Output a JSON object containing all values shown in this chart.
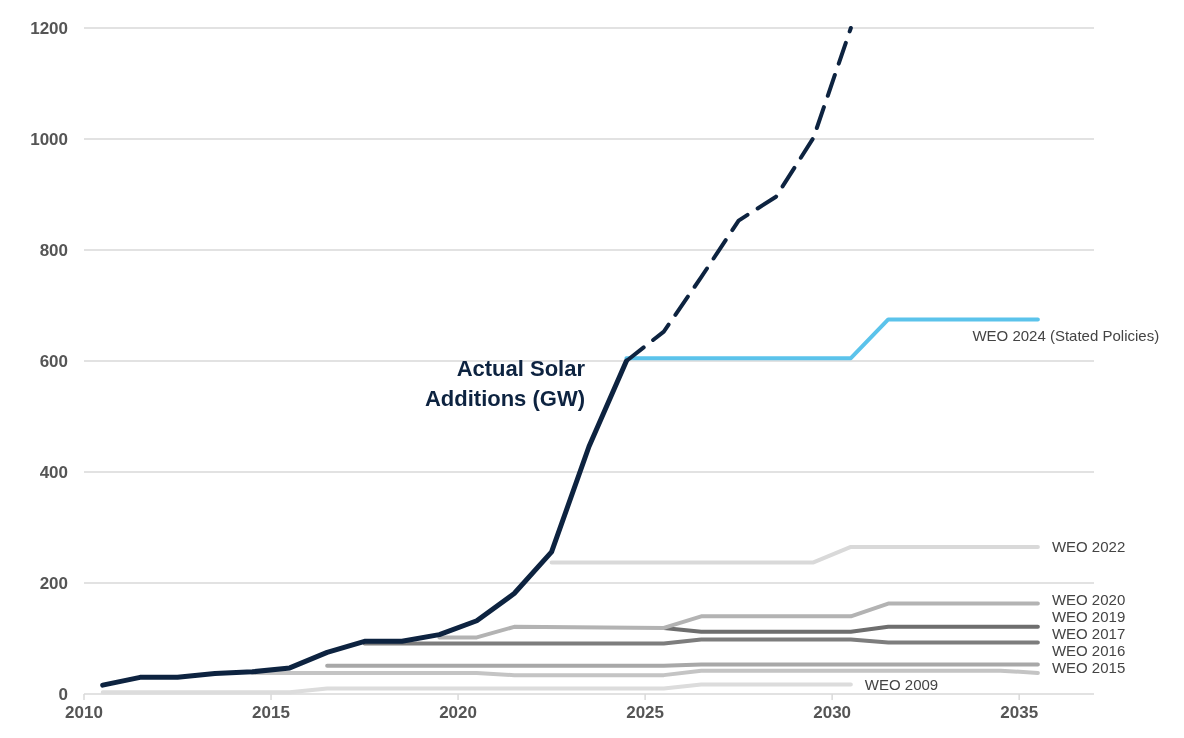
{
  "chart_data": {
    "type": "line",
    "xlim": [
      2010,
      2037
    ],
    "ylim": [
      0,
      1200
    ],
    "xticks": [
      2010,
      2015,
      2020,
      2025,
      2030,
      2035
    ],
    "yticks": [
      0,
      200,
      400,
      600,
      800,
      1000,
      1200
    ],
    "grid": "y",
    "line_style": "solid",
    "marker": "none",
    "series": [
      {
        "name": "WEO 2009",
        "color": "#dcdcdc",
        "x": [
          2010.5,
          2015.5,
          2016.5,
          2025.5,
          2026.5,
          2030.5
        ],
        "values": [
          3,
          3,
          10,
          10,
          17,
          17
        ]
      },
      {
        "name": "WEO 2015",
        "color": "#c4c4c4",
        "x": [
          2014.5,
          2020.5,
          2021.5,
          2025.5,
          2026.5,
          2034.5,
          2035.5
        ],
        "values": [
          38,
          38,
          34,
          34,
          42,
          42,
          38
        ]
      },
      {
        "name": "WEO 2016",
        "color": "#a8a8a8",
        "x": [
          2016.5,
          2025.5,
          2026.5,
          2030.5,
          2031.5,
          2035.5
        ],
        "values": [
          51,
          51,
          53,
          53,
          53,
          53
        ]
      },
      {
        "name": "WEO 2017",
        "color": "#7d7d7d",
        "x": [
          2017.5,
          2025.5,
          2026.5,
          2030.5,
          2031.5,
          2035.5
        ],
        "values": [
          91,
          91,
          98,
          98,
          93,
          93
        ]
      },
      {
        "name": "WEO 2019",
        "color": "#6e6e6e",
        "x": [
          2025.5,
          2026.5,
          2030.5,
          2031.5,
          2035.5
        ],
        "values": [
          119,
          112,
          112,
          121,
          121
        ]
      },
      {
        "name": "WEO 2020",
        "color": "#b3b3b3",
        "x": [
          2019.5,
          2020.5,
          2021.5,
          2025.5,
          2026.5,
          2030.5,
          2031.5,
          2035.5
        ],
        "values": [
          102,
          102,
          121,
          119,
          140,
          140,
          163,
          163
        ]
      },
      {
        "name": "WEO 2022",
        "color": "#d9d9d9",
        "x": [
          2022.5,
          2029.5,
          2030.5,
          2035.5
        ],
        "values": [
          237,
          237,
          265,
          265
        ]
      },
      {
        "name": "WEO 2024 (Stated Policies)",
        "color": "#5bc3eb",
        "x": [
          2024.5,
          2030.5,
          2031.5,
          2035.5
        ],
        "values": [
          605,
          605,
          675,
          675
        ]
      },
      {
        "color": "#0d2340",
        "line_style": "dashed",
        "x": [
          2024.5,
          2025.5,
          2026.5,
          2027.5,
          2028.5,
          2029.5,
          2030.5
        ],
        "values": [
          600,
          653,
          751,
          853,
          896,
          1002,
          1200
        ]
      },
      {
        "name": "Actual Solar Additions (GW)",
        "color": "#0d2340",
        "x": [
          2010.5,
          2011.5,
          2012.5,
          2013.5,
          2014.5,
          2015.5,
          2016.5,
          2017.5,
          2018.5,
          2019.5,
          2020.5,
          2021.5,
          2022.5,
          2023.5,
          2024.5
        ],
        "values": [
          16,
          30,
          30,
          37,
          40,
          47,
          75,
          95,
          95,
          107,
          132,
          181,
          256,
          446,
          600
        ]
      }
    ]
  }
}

§ §

EXERCISE DETAILS: Repeat the data above exactly, but not the pictures.

WRITTEN SOLUTION:
Output a JSON object containing all values shown in this chart.
{
  "chart_data": {
    "type": "line",
    "xlim": [
      2010,
      2037
    ],
    "ylim": [
      0,
      1200
    ],
    "xticks": [
      2010,
      2015,
      2020,
      2025,
      2030,
      2035
    ],
    "yticks": [
      0,
      200,
      400,
      600,
      800,
      1000,
      1200
    ],
    "grid": "y",
    "line_style": "solid",
    "marker": "none",
    "series": [
      {
        "name": "WEO 2009",
        "color": "#dcdcdc",
        "x": [
          2010.5,
          2015.5,
          2016.5,
          2025.5,
          2026.5,
          2030.5
        ],
        "values": [
          3,
          3,
          10,
          10,
          17,
          17
        ]
      },
      {
        "name": "WEO 2015",
        "color": "#c4c4c4",
        "x": [
          2014.5,
          2020.5,
          2021.5,
          2025.5,
          2026.5,
          2034.5,
          2035.5
        ],
        "values": [
          38,
          38,
          34,
          34,
          42,
          42,
          38
        ]
      },
      {
        "name": "WEO 2016",
        "color": "#a8a8a8",
        "x": [
          2016.5,
          2025.5,
          2026.5,
          2030.5,
          2031.5,
          2035.5
        ],
        "values": [
          51,
          51,
          53,
          53,
          53,
          53
        ]
      },
      {
        "name": "WEO 2017",
        "color": "#7d7d7d",
        "x": [
          2017.5,
          2025.5,
          2026.5,
          2030.5,
          2031.5,
          2035.5
        ],
        "values": [
          91,
          91,
          98,
          98,
          93,
          93
        ]
      },
      {
        "name": "WEO 2019",
        "color": "#6e6e6e",
        "x": [
          2025.5,
          2026.5,
          2030.5,
          2031.5,
          2035.5
        ],
        "values": [
          119,
          112,
          112,
          121,
          121
        ]
      },
      {
        "name": "WEO 2020",
        "color": "#b3b3b3",
        "x": [
          2019.5,
          2020.5,
          2021.5,
          2025.5,
          2026.5,
          2030.5,
          2031.5,
          2035.5
        ],
        "values": [
          102,
          102,
          121,
          119,
          140,
          140,
          163,
          163
        ]
      },
      {
        "name": "WEO 2022",
        "color": "#d9d9d9",
        "x": [
          2022.5,
          2029.5,
          2030.5,
          2035.5
        ],
        "values": [
          237,
          237,
          265,
          265
        ]
      },
      {
        "name": "WEO 2024 (Stated Policies)",
        "color": "#5bc3eb",
        "x": [
          2024.5,
          2030.5,
          2031.5,
          2035.5
        ],
        "values": [
          605,
          605,
          675,
          675
        ]
      },
      {
        "color": "#0d2340",
        "line_style": "dashed",
        "x": [
          2024.5,
          2025.5,
          2026.5,
          2027.5,
          2028.5,
          2029.5,
          2030.5
        ],
        "values": [
          600,
          653,
          751,
          853,
          896,
          1002,
          1200
        ]
      },
      {
        "name": "Actual Solar Additions (GW)",
        "color": "#0d2340",
        "x": [
          2010.5,
          2011.5,
          2012.5,
          2013.5,
          2014.5,
          2015.5,
          2016.5,
          2017.5,
          2018.5,
          2019.5,
          2020.5,
          2021.5,
          2022.5,
          2023.5,
          2024.5
        ],
        "values": [
          16,
          30,
          30,
          37,
          40,
          47,
          75,
          95,
          95,
          107,
          132,
          181,
          256,
          446,
          600
        ]
      }
    ]
  }
}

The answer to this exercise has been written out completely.